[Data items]
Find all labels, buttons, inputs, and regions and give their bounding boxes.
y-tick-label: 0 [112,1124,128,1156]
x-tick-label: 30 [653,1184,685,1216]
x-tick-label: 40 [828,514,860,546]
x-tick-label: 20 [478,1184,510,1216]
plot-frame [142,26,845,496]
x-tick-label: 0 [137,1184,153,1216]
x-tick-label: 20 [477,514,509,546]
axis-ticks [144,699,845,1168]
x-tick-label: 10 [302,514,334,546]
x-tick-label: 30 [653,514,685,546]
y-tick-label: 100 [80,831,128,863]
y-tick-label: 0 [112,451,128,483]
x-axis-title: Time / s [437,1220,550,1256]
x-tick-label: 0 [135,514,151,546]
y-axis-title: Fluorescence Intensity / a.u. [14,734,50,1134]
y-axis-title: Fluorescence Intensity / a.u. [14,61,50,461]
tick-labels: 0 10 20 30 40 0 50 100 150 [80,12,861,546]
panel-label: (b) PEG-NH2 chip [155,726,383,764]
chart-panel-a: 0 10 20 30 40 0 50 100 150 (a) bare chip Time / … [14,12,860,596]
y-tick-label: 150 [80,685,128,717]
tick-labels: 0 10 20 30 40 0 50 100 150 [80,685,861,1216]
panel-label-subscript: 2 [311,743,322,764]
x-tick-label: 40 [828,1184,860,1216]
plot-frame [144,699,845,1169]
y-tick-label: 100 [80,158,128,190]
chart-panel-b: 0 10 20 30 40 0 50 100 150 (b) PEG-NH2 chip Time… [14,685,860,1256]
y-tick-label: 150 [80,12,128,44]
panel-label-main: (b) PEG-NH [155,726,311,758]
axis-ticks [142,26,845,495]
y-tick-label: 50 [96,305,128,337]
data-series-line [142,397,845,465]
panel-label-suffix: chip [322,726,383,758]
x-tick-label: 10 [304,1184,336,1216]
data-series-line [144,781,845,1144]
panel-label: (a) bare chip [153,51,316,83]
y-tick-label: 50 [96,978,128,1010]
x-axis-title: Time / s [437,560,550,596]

■ EXERCISE INSTRUCTIONS ■
Express the items as a JSON list of strings, one string per line, from the first line of the items through the line containing "y-tick-label: 0 [112,451,128,483]", both ends included.

■ SOLUTION TO THIS PROBLEM ■
[
  "Find all labels, buttons, inputs, and regions and give their bounding boxes.",
  "y-tick-label: 0 [112,1124,128,1156]",
  "x-tick-label: 30 [653,1184,685,1216]",
  "x-tick-label: 40 [828,514,860,546]",
  "x-tick-label: 20 [478,1184,510,1216]",
  "plot-frame [142,26,845,496]",
  "x-tick-label: 0 [137,1184,153,1216]",
  "x-tick-label: 20 [477,514,509,546]",
  "axis-ticks [144,699,845,1168]",
  "x-tick-label: 10 [302,514,334,546]",
  "x-tick-label: 30 [653,514,685,546]",
  "y-tick-label: 100 [80,831,128,863]",
  "y-tick-label: 0 [112,451,128,483]"
]